### Goal
Each line containing the word "with" should be found and copied.

-- begin Supplied entries --

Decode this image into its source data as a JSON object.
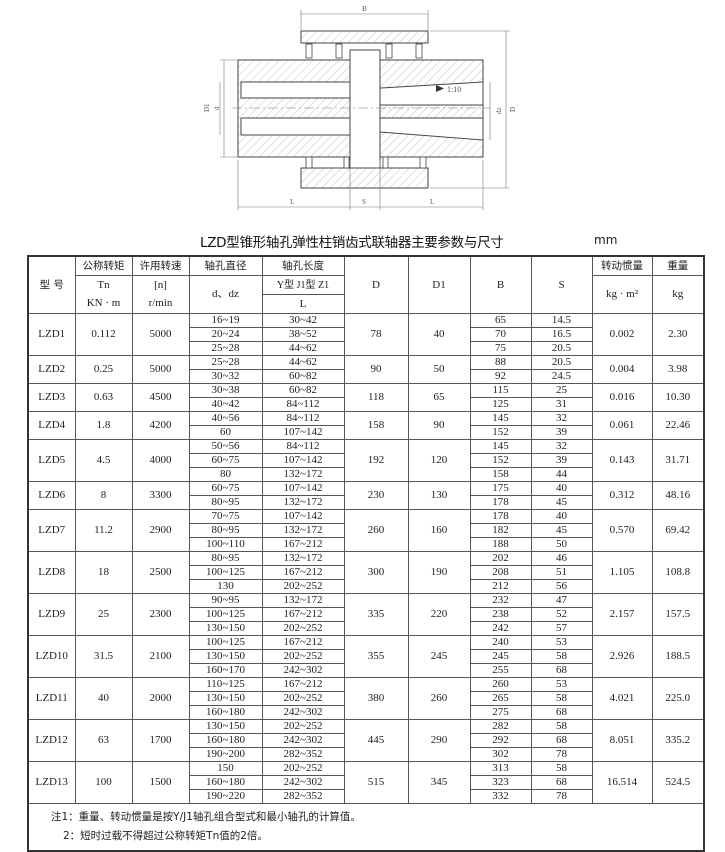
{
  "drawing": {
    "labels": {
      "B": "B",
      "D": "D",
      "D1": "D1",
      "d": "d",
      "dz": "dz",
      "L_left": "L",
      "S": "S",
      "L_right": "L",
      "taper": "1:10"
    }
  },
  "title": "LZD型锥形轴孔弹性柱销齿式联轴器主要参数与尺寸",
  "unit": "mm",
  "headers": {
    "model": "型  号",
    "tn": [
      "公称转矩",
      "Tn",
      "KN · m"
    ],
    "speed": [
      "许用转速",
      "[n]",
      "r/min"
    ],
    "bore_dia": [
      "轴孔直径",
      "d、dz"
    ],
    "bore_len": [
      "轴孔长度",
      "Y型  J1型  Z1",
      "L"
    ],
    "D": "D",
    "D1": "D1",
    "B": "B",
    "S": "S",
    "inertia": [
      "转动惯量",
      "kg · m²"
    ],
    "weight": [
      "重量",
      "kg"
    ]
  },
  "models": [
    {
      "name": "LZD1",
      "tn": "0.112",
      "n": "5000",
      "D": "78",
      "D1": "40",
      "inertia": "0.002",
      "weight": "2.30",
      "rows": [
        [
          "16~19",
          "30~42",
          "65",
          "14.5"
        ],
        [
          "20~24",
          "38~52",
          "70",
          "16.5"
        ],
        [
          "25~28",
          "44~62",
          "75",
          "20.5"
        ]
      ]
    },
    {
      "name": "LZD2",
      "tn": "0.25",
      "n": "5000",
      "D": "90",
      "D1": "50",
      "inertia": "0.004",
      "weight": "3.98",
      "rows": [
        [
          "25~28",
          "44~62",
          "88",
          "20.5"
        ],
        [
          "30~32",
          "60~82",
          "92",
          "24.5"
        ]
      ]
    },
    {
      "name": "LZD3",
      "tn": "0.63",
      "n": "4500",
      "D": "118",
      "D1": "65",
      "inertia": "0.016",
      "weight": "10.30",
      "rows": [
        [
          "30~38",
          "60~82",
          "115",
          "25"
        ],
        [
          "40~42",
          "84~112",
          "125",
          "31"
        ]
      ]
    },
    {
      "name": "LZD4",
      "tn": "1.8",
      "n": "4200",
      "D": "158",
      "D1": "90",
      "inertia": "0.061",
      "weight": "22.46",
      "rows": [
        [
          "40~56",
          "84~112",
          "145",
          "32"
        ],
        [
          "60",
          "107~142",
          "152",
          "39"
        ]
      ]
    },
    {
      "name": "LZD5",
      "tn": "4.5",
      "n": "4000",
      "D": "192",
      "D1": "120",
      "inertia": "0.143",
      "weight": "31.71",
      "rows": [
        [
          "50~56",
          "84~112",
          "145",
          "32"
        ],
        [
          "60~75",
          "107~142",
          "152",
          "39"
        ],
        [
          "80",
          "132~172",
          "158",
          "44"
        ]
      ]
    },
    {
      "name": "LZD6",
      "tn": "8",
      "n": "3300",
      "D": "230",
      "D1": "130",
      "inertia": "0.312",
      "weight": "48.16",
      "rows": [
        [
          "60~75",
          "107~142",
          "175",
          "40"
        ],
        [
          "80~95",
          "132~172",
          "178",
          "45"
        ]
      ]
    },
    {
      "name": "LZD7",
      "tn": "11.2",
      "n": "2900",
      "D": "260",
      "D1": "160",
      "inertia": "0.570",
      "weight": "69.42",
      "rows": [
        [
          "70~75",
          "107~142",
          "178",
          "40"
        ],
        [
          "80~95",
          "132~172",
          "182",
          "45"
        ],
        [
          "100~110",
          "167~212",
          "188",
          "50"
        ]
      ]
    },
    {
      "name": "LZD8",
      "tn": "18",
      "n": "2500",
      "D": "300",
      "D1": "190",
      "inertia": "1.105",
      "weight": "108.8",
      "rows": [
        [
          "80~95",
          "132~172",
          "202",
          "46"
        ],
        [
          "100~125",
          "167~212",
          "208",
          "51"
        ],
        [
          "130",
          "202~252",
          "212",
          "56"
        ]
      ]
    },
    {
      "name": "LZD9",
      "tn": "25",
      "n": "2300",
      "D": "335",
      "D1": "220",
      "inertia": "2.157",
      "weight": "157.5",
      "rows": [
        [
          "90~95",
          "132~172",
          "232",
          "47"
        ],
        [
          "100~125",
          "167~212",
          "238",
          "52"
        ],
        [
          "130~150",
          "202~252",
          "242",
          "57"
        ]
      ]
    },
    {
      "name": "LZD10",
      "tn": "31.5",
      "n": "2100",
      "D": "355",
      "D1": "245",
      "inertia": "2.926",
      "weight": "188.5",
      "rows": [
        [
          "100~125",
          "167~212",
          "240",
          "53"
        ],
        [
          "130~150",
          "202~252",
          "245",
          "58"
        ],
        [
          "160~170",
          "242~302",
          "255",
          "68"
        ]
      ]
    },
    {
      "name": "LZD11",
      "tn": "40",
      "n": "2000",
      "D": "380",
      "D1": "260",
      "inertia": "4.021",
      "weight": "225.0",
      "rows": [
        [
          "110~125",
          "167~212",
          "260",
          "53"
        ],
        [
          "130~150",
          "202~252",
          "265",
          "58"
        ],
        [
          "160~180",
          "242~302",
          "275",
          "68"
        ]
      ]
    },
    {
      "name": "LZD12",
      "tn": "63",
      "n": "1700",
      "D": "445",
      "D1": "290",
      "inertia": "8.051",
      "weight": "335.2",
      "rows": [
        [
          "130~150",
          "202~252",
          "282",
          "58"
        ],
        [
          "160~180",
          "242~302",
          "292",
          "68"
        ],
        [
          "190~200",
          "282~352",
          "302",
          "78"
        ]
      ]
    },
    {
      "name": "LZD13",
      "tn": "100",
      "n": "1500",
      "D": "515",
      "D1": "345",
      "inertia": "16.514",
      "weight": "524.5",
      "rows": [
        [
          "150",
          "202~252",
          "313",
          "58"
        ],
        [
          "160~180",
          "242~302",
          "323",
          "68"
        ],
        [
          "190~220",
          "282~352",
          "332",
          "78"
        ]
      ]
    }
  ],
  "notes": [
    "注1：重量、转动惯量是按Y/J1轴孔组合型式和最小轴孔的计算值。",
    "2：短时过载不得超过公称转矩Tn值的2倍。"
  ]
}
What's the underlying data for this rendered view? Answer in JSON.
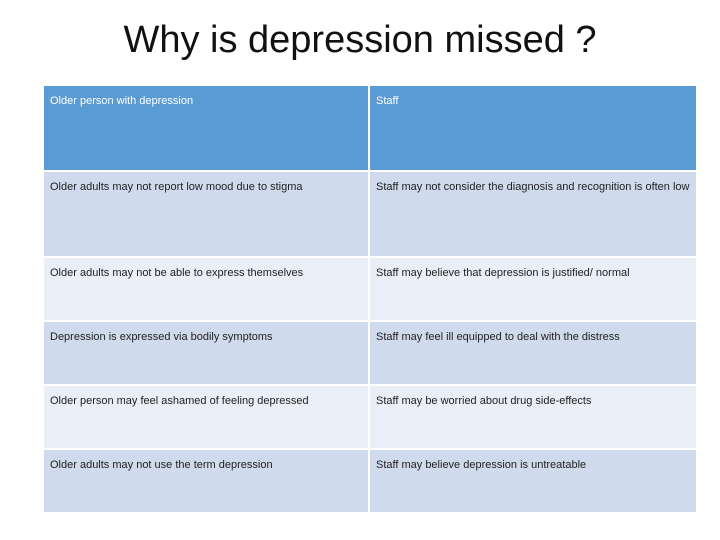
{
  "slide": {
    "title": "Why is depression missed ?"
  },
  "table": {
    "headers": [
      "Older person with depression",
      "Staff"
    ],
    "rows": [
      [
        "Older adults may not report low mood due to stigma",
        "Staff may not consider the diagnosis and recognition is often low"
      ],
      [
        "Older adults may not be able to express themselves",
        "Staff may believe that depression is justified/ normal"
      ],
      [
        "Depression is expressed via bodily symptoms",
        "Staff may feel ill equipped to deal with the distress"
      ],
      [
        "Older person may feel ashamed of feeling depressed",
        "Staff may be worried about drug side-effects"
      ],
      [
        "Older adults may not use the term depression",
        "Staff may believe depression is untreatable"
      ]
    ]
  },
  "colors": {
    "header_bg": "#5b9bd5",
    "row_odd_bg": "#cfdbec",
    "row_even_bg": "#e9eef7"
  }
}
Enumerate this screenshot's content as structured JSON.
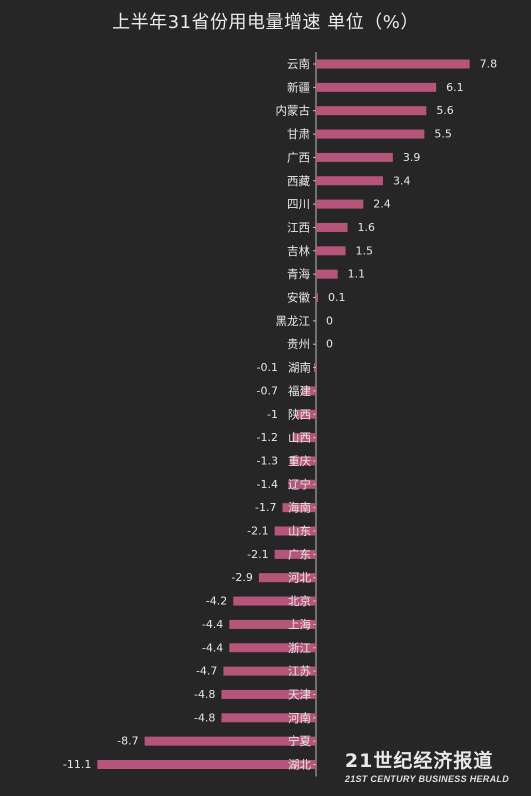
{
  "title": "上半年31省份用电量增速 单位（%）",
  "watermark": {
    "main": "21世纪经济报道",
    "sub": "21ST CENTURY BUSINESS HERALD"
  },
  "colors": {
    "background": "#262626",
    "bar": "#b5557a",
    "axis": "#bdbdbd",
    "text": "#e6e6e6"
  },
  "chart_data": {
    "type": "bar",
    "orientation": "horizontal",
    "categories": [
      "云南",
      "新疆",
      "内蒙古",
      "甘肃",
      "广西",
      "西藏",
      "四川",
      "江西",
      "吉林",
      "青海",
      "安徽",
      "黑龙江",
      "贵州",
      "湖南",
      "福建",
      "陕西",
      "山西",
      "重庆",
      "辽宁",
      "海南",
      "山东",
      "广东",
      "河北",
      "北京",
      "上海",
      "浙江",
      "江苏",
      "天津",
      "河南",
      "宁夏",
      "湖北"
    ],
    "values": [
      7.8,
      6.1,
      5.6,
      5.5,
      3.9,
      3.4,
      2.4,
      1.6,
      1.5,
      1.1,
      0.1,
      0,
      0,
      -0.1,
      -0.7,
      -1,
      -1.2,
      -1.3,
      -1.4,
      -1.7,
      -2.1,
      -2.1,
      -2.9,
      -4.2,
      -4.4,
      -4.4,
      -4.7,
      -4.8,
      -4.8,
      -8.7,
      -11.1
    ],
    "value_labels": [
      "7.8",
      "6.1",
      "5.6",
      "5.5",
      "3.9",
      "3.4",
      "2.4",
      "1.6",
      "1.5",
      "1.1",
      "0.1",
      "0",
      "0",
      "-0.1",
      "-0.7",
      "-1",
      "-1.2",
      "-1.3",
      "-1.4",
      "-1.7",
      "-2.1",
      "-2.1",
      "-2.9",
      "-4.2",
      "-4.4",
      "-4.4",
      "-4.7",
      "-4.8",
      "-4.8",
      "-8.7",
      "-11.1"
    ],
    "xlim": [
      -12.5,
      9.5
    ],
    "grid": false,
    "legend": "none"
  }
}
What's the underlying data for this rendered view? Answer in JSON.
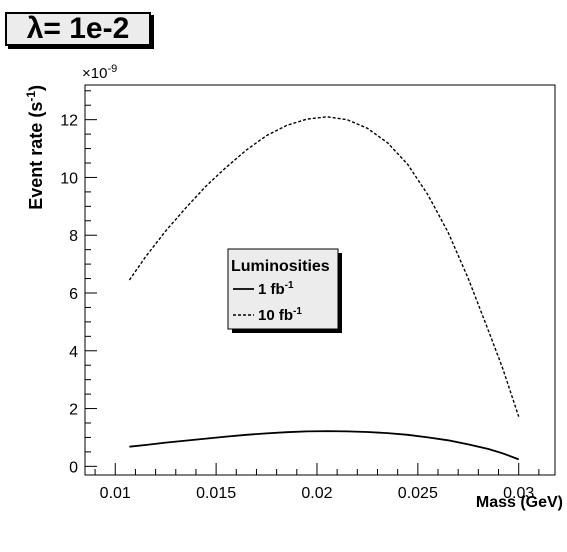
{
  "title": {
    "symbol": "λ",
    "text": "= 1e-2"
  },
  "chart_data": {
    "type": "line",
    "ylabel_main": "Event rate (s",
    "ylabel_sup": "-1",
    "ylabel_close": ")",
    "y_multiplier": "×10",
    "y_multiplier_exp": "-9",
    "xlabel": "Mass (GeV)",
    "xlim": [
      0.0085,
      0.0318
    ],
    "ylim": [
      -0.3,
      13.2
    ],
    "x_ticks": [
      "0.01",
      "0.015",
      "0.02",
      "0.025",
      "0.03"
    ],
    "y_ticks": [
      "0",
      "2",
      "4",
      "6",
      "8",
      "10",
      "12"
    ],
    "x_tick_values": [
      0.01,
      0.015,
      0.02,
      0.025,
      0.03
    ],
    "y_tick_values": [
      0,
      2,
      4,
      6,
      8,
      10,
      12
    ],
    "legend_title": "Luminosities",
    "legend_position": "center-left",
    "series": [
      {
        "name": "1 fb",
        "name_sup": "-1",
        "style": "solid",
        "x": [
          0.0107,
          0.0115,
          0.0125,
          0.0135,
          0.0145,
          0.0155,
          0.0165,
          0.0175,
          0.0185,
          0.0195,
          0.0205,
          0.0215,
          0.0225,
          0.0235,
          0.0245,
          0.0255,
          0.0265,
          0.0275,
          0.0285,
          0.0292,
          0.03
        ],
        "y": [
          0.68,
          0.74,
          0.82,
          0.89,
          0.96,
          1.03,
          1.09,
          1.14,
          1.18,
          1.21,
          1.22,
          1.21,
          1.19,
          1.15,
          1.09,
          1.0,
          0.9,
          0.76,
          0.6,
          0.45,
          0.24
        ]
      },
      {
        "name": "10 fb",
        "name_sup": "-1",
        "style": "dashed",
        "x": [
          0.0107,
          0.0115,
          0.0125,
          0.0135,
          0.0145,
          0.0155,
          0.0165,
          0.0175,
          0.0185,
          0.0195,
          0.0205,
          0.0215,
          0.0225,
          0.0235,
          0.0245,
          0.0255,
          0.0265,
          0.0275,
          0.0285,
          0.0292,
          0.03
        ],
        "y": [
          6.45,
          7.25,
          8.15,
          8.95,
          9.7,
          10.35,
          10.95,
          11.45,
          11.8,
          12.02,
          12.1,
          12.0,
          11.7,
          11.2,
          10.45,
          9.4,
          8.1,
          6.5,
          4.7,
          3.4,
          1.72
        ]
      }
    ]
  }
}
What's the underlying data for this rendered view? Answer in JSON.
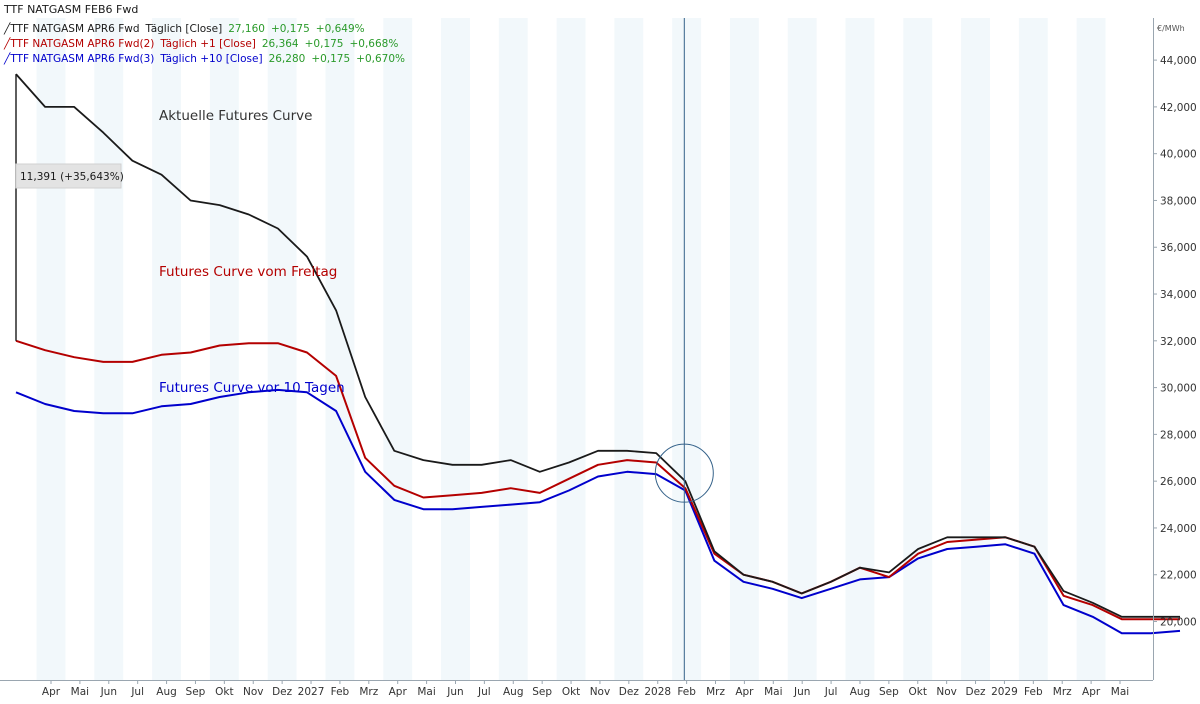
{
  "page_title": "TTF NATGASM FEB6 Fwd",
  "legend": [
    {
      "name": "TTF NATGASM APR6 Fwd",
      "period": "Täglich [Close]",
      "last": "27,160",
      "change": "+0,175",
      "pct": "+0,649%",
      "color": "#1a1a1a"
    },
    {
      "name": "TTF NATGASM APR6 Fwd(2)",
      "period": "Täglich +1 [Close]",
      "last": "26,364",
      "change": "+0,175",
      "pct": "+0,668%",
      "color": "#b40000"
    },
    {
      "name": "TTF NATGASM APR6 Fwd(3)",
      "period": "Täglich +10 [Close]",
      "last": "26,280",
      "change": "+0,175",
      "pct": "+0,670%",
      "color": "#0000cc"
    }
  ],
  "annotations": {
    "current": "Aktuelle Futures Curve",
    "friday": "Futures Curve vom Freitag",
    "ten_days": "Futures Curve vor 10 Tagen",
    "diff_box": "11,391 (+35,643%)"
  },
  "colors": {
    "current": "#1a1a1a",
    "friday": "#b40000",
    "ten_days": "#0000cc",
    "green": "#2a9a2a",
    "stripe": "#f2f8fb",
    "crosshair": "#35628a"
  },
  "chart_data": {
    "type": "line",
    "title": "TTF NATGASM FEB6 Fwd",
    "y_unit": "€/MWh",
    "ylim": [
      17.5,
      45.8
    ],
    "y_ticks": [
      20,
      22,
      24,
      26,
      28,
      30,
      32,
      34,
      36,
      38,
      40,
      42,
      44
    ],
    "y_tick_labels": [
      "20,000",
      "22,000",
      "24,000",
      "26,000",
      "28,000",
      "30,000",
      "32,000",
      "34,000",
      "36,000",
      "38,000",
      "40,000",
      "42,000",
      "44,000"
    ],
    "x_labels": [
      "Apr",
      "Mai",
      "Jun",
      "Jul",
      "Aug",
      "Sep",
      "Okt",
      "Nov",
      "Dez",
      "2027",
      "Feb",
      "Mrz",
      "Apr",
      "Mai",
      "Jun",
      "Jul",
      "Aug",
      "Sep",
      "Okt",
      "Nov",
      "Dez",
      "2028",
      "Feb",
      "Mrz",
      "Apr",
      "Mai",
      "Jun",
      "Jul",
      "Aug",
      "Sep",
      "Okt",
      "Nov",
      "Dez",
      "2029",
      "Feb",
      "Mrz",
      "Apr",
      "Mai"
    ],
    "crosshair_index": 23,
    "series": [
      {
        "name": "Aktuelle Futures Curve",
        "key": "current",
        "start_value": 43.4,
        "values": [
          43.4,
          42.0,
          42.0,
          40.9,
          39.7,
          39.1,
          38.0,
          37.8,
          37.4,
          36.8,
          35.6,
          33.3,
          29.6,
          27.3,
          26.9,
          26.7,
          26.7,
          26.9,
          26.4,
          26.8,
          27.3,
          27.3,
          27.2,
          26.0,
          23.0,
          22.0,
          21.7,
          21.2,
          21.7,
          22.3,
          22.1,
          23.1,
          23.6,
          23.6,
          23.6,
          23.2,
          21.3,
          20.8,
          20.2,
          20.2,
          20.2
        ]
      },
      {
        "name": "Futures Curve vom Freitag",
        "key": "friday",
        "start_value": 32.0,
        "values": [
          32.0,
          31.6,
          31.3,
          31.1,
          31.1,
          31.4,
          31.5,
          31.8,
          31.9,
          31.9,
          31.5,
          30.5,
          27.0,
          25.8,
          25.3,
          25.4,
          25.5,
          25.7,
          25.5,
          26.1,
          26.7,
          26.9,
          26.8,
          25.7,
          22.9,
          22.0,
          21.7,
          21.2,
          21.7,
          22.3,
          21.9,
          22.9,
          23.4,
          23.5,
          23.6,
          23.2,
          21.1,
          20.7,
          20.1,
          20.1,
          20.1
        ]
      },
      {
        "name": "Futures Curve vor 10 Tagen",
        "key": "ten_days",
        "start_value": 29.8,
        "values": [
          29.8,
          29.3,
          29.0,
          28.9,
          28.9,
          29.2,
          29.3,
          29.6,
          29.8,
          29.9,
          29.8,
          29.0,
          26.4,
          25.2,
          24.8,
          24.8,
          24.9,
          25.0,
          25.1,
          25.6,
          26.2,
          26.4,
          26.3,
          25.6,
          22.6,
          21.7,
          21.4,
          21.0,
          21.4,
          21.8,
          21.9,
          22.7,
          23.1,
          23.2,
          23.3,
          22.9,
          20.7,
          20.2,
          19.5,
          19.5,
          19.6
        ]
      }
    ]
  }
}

-- end Supplied entries --

### Reply to the exercise
      "Older person with depression",
        "Staff may feel ill equipped to deal with the distress"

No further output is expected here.